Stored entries
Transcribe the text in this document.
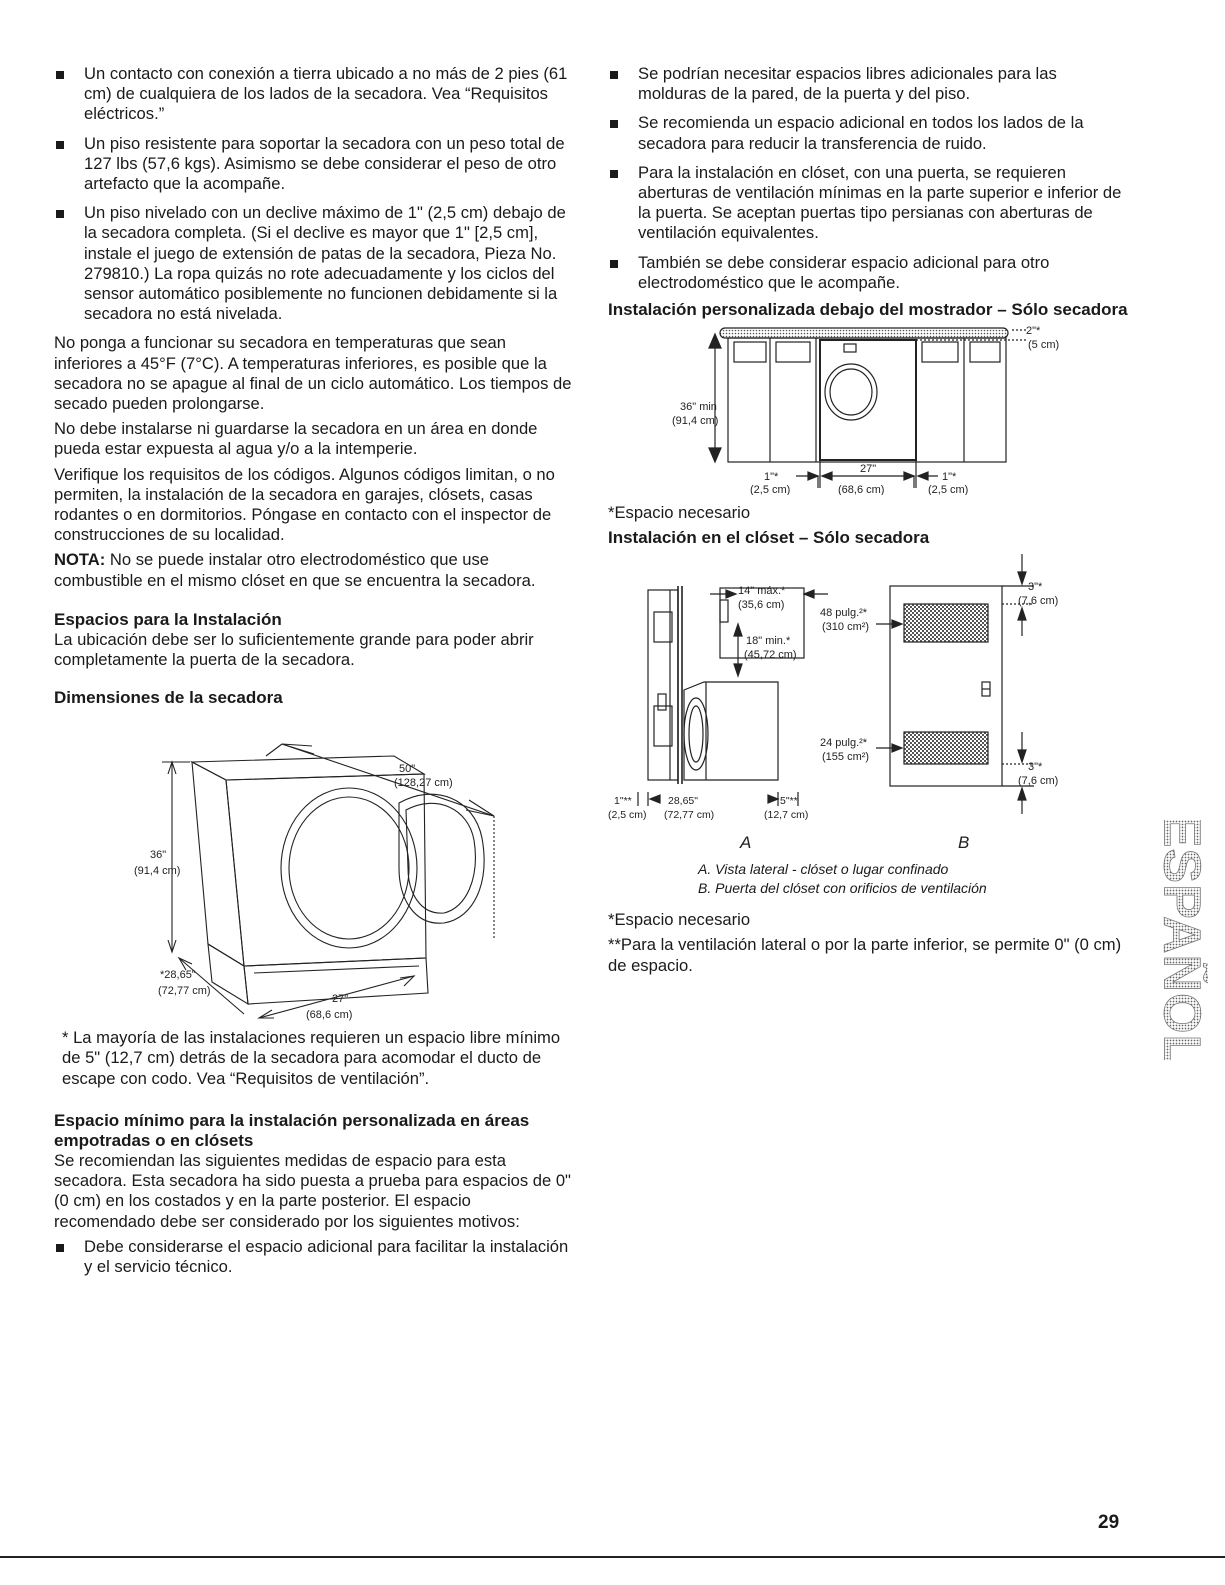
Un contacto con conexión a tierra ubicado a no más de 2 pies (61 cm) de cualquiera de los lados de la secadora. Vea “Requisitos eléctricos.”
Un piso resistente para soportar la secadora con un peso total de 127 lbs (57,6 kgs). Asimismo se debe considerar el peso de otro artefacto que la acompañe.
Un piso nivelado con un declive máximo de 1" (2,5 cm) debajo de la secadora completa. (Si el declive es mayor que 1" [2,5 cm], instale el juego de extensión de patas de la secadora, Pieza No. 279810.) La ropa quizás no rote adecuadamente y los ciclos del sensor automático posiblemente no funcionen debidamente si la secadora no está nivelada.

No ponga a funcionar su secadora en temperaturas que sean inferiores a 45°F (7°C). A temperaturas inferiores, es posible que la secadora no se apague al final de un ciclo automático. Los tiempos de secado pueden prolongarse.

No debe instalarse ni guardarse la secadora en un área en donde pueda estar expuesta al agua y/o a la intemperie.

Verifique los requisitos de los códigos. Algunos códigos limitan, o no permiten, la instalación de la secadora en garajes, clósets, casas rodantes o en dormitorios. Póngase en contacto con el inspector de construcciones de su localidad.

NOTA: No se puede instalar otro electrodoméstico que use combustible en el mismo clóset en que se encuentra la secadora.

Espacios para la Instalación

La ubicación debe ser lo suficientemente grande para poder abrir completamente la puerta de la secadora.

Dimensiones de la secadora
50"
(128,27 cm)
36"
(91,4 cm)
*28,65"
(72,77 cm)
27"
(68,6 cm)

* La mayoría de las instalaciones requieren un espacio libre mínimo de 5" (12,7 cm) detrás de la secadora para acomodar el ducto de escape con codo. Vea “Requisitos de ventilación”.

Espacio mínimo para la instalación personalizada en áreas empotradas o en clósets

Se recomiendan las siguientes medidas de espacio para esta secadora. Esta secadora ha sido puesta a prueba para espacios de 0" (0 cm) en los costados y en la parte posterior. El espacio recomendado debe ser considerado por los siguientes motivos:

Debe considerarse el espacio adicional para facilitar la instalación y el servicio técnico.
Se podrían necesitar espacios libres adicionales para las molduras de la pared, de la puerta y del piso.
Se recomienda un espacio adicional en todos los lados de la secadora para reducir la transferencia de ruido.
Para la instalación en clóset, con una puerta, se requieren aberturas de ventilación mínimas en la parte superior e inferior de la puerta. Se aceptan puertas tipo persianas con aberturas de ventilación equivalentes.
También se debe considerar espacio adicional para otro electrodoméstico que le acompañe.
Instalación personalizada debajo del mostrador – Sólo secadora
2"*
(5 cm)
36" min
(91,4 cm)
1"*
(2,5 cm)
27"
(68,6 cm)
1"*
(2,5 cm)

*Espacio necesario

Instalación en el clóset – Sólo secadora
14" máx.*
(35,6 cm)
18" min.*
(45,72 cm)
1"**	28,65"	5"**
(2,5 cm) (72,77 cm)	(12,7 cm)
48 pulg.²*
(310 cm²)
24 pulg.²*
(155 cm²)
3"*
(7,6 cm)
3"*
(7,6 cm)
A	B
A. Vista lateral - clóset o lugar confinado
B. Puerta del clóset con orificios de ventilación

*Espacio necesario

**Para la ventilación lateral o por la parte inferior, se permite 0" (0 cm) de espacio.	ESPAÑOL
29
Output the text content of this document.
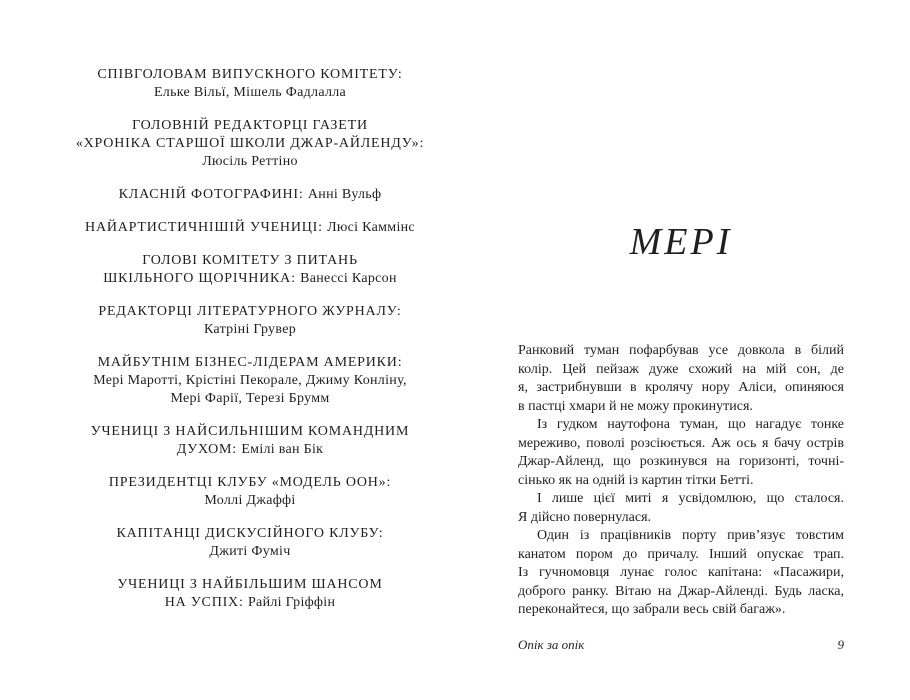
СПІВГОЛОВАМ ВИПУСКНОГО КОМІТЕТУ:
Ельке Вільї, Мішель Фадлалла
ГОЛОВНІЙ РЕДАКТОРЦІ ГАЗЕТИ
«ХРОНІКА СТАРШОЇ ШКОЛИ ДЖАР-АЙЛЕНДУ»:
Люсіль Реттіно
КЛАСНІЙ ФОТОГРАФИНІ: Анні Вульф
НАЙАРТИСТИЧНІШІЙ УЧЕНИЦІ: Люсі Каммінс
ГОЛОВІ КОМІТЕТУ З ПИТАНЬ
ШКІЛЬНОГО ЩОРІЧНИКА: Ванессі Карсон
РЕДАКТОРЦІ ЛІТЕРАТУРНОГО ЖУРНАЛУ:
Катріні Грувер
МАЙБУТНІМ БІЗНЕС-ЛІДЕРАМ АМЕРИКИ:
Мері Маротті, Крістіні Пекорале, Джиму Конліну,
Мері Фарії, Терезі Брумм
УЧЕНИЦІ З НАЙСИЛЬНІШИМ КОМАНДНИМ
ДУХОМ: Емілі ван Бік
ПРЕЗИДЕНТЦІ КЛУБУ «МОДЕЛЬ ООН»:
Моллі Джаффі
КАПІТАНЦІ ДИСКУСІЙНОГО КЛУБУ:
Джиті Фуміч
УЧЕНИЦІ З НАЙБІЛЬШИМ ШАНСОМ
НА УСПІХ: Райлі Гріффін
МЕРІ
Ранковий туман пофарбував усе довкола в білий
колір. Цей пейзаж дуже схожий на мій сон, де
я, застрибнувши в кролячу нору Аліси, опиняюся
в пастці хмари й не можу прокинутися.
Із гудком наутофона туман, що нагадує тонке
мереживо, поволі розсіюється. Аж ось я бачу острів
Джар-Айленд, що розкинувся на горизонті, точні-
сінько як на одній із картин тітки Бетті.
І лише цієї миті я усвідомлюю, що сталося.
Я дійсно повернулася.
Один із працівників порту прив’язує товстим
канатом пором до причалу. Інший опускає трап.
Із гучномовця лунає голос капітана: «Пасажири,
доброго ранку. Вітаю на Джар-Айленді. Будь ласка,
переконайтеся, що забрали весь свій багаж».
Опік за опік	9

• Directions: Pictures don't belong in the copy. Restate all the entries exactly.

• Answer for this exercise:
Transcribe the text in this document.
Un contacto con conexión a tierra ubicado a no más de 2 pies (61 cm) de cualquiera de los lados de la secadora. Vea “Requisitos eléctricos.”
Un piso resistente para soportar la secadora con un peso total de 127 lbs (57,6 kgs). Asimismo se debe considerar el peso de otro artefacto que la acompañe.
Un piso nivelado con un declive máximo de 1" (2,5 cm) debajo de la secadora completa. (Si el declive es mayor que 1" [2,5 cm], instale el juego de extensión de patas de la secadora, Pieza No. 279810.) La ropa quizás no rote adecuadamente y los ciclos del sensor automático posiblemente no funcionen debidamente si la secadora no está nivelada.

No ponga a funcionar su secadora en temperaturas que sean inferiores a 45°F (7°C). A temperaturas inferiores, es posible que la secadora no se apague al final de un ciclo automático. Los tiempos de secado pueden prolongarse.

No debe instalarse ni guardarse la secadora en un área en donde pueda estar expuesta al agua y/o a la intemperie.

Verifique los requisitos de los códigos. Algunos códigos limitan, o no permiten, la instalación de la secadora en garajes, clósets, casas rodantes o en dormitorios. Póngase en contacto con el inspector de construcciones de su localidad.

NOTA: No se puede instalar otro electrodoméstico que use combustible en el mismo clóset en que se encuentra la secadora.

Espacios para la Instalación

La ubicación debe ser lo suficientemente grande para poder abrir completamente la puerta de la secadora.

Dimensiones de la secadora
50"
(128,27 cm)
36"
(91,4 cm)
*28,65"
(72,77 cm)
27"
(68,6 cm)

* La mayoría de las instalaciones requieren un espacio libre mínimo de 5" (12,7 cm) detrás de la secadora para acomodar el ducto de escape con codo. Vea “Requisitos de ventilación”.

Espacio mínimo para la instalación personalizada en áreas empotradas o en clósets

Se recomiendan las siguientes medidas de espacio para esta secadora. Esta secadora ha sido puesta a prueba para espacios de 0" (0 cm) en los costados y en la parte posterior. El espacio recomendado debe ser considerado por los siguientes motivos:

Debe considerarse el espacio adicional para facilitar la instalación y el servicio técnico.
Se podrían necesitar espacios libres adicionales para las molduras de la pared, de la puerta y del piso.
Se recomienda un espacio adicional en todos los lados de la secadora para reducir la transferencia de ruido.
Para la instalación en clóset, con una puerta, se requieren aberturas de ventilación mínimas en la parte superior e inferior de la puerta. Se aceptan puertas tipo persianas con aberturas de ventilación equivalentes.
También se debe considerar espacio adicional para otro electrodoméstico que le acompañe.
Instalación personalizada debajo del mostrador – Sólo secadora
2"*
(5 cm)
36" min
(91,4 cm)
1"*
(2,5 cm)
27"
(68,6 cm)
1"*
(2,5 cm)

*Espacio necesario

Instalación en el clóset – Sólo secadora
14" máx.*
(35,6 cm)
18" min.*
(45,72 cm)
1"**	28,65"	5"**
(2,5 cm) (72,77 cm)	(12,7 cm)
48 pulg.²*
(310 cm²)
24 pulg.²*
(155 cm²)
3"*
(7,6 cm)
3"*
(7,6 cm)
A	B
A. Vista lateral - clóset o lugar confinado
B. Puerta del clóset con orificios de ventilación

*Espacio necesario

**Para la ventilación lateral o por la parte inferior, se permite 0" (0 cm) de espacio.	ESPAÑOL
29
Output the text content of this document.
СПІВГОЛОВАМ ВИПУСКНОГО КОМІТЕТУ:
Ельке Вільї, Мішель Фадлалла
ГОЛОВНІЙ РЕДАКТОРЦІ ГАЗЕТИ
«ХРОНІКА СТАРШОЇ ШКОЛИ ДЖАР-АЙЛЕНДУ»:
Люсіль Реттіно
КЛАСНІЙ ФОТОГРАФИНІ: Анні Вульф
НАЙАРТИСТИЧНІШІЙ УЧЕНИЦІ: Люсі Каммінс
ГОЛОВІ КОМІТЕТУ З ПИТАНЬ
ШКІЛЬНОГО ЩОРІЧНИКА: Ванессі Карсон
РЕДАКТОРЦІ ЛІТЕРАТУРНОГО ЖУРНАЛУ:
Катріні Грувер
МАЙБУТНІМ БІЗНЕС-ЛІДЕРАМ АМЕРИКИ:
Мері Маротті, Крістіні Пекорале, Джиму Конліну,
Мері Фарії, Терезі Брумм
УЧЕНИЦІ З НАЙСИЛЬНІШИМ КОМАНДНИМ
ДУХОМ: Емілі ван Бік
ПРЕЗИДЕНТЦІ КЛУБУ «МОДЕЛЬ ООН»:
Моллі Джаффі
КАПІТАНЦІ ДИСКУСІЙНОГО КЛУБУ:
Джиті Фуміч
УЧЕНИЦІ З НАЙБІЛЬШИМ ШАНСОМ
НА УСПІХ: Райлі Гріффін
МЕРІ
Ранковий туман пофарбував усе довкола в білий
колір. Цей пейзаж дуже схожий на мій сон, де
я, застрибнувши в кролячу нору Аліси, опиняюся
в пастці хмари й не можу прокинутися.
Із гудком наутофона туман, що нагадує тонке
мереживо, поволі розсіюється. Аж ось я бачу острів
Джар-Айленд, що розкинувся на горизонті, точні-
сінько як на одній із картин тітки Бетті.
І лише цієї миті я усвідомлюю, що сталося.
Я дійсно повернулася.
Один із працівників порту прив’язує товстим
канатом пором до причалу. Інший опускає трап.
Із гучномовця лунає голос капітана: «Пасажири,
доброго ранку. Вітаю на Джар-Айленді. Будь ласка,
переконайтеся, що забрали весь свій багаж».
Опік за опік	9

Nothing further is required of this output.